> Task directions
Extract each line containing the string "this".

> Dataset rows
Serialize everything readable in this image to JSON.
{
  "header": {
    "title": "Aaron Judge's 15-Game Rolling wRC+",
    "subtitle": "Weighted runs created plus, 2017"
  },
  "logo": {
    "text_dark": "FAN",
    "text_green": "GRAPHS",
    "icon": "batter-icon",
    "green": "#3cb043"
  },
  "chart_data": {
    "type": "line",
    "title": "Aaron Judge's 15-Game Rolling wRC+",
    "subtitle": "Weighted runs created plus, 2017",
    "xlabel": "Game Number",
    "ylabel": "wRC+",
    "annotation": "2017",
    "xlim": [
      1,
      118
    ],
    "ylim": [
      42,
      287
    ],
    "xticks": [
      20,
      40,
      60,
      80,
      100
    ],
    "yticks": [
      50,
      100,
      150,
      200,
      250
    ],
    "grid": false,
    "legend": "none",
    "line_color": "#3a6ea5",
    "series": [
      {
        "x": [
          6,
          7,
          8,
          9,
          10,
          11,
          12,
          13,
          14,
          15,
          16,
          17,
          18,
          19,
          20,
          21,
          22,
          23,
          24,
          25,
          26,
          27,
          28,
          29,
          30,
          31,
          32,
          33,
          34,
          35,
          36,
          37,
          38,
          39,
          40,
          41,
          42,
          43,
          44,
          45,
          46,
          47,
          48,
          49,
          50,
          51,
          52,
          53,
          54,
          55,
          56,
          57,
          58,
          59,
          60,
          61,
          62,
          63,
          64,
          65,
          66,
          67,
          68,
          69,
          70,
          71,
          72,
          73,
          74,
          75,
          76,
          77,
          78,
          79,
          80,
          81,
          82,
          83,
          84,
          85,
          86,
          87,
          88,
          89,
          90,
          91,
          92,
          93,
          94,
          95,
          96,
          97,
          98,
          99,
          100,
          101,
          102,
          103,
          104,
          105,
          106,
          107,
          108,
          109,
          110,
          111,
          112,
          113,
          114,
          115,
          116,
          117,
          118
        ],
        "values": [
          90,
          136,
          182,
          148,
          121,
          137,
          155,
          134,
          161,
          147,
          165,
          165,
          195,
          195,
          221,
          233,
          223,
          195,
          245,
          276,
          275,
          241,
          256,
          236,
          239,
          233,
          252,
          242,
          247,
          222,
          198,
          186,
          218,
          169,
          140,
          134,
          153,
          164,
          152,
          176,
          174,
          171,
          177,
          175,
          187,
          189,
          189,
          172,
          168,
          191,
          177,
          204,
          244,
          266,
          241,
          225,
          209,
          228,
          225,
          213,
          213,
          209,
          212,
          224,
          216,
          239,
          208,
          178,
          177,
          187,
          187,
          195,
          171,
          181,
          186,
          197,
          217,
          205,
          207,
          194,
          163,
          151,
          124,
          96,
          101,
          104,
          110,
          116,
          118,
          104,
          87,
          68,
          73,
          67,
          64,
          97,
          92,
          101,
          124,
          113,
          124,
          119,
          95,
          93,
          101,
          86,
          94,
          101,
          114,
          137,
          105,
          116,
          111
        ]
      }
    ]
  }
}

* * *

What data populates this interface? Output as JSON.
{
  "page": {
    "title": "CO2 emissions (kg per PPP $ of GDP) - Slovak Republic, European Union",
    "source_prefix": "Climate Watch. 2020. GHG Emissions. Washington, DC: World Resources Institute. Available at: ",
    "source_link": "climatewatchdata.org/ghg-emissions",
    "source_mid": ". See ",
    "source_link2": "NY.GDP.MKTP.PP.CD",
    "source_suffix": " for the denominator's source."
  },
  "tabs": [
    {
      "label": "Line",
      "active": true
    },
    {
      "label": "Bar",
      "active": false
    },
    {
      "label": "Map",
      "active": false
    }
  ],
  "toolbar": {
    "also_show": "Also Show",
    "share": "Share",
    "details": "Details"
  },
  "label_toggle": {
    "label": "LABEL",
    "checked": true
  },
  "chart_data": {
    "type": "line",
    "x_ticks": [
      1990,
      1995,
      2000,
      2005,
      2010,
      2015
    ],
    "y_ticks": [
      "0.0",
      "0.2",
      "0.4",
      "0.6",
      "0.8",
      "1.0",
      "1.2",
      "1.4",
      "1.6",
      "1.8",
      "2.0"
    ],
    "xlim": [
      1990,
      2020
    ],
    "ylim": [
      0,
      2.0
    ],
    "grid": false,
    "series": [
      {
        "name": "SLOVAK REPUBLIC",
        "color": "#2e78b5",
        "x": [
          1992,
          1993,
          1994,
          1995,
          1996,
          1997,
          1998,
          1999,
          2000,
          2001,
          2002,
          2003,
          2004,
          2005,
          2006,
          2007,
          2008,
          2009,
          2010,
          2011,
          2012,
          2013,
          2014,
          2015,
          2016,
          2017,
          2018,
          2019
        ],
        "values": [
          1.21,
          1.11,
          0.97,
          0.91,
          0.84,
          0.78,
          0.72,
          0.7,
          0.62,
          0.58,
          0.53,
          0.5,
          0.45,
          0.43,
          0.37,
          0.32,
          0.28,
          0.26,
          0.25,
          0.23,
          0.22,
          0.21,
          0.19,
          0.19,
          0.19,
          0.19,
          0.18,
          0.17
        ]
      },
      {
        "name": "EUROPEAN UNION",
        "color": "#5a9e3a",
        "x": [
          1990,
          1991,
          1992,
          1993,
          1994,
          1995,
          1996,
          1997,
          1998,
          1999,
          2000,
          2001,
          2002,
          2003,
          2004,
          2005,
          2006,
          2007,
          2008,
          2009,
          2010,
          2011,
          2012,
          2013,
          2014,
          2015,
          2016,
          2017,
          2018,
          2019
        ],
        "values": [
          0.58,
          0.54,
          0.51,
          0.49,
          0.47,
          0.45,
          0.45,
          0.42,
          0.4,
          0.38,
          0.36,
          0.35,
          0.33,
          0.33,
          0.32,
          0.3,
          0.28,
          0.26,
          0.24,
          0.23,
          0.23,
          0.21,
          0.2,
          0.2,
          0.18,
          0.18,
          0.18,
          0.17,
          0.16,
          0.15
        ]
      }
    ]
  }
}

> Written answer
Serialize everything readable in this image to JSON.
What data populates this interface? Output as JSON.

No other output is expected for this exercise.